§ **GOAL**:
Each entry below must be repeated word for word.

§ **DATA PROVIDED**:

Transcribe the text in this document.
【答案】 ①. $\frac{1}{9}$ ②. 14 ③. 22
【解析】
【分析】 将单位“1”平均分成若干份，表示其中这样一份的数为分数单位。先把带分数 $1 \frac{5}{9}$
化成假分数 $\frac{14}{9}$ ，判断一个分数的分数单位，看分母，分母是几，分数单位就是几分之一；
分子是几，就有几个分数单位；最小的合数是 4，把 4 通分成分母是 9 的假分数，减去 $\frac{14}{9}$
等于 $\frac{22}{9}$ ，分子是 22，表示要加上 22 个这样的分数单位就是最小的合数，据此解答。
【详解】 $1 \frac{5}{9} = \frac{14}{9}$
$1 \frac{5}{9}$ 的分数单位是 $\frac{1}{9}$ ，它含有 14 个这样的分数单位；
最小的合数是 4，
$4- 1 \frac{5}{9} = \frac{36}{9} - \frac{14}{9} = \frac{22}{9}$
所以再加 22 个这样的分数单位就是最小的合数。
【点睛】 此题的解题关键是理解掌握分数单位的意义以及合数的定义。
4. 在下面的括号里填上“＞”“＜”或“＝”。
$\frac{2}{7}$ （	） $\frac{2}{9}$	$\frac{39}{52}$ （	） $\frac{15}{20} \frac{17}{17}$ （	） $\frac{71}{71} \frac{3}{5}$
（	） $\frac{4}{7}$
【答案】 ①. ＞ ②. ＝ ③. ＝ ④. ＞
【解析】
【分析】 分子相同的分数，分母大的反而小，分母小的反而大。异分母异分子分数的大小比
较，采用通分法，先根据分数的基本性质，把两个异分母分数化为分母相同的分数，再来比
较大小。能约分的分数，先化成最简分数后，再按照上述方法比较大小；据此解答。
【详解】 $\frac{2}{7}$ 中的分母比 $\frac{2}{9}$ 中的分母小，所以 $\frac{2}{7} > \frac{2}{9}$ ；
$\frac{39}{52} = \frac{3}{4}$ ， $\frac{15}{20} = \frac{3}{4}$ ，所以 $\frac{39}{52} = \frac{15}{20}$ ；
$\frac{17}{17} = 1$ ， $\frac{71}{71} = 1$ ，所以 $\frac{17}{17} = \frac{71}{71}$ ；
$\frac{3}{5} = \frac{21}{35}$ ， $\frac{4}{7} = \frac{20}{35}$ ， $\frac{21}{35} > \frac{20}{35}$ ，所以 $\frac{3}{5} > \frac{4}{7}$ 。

§ **FINISHED TASK**:
Transcribe the text in this document.
【答案】 ①. $\frac{1}{9}$ ②. 14 ③. 22
【解析】
【分析】 将单位“1”平均分成若干份，表示其中这样一份的数为分数单位。先把带分数 $1 \frac{5}{9}$
化成假分数 $\frac{14}{9}$ ，判断一个分数的分数单位，看分母，分母是几，分数单位就是几分之一；
分子是几，就有几个分数单位；最小的合数是 4，把 4 通分成分母是 9 的假分数，减去 $\frac{14}{9}$
等于 $\frac{22}{9}$ ，分子是 22，表示要加上 22 个这样的分数单位就是最小的合数，据此解答。
【详解】 $1 \frac{5}{9} = \frac{14}{9}$
$1 \frac{5}{9}$ 的分数单位是 $\frac{1}{9}$ ，它含有 14 个这样的分数单位；
最小的合数是 4，
$4- 1 \frac{5}{9} = \frac{36}{9} - \frac{14}{9} = \frac{22}{9}$
所以再加 22 个这样的分数单位就是最小的合数。
【点睛】 此题的解题关键是理解掌握分数单位的意义以及合数的定义。
4. 在下面的括号里填上“＞”“＜”或“＝”。
$\frac{2}{7}$ （	） $\frac{2}{9}$	$\frac{39}{52}$ （	） $\frac{15}{20} \frac{17}{17}$ （	） $\frac{71}{71} \frac{3}{5}$
（	） $\frac{4}{7}$
【答案】 ①. ＞ ②. ＝ ③. ＝ ④. ＞
【解析】
【分析】 分子相同的分数，分母大的反而小，分母小的反而大。异分母异分子分数的大小比
较，采用通分法，先根据分数的基本性质，把两个异分母分数化为分母相同的分数，再来比
较大小。能约分的分数，先化成最简分数后，再按照上述方法比较大小；据此解答。
【详解】 $\frac{2}{7}$ 中的分母比 $\frac{2}{9}$ 中的分母小，所以 $\frac{2}{7} > \frac{2}{9}$ ；
$\frac{39}{52} = \frac{3}{4}$ ， $\frac{15}{20} = \frac{3}{4}$ ，所以 $\frac{39}{52} = \frac{15}{20}$ ；
$\frac{17}{17} = 1$ ， $\frac{71}{71} = 1$ ，所以 $\frac{17}{17} = \frac{71}{71}$ ；
$\frac{3}{5} = \frac{21}{35}$ ， $\frac{4}{7} = \frac{20}{35}$ ， $\frac{21}{35} > \frac{20}{35}$ ，所以 $\frac{3}{5} > \frac{4}{7}$ 。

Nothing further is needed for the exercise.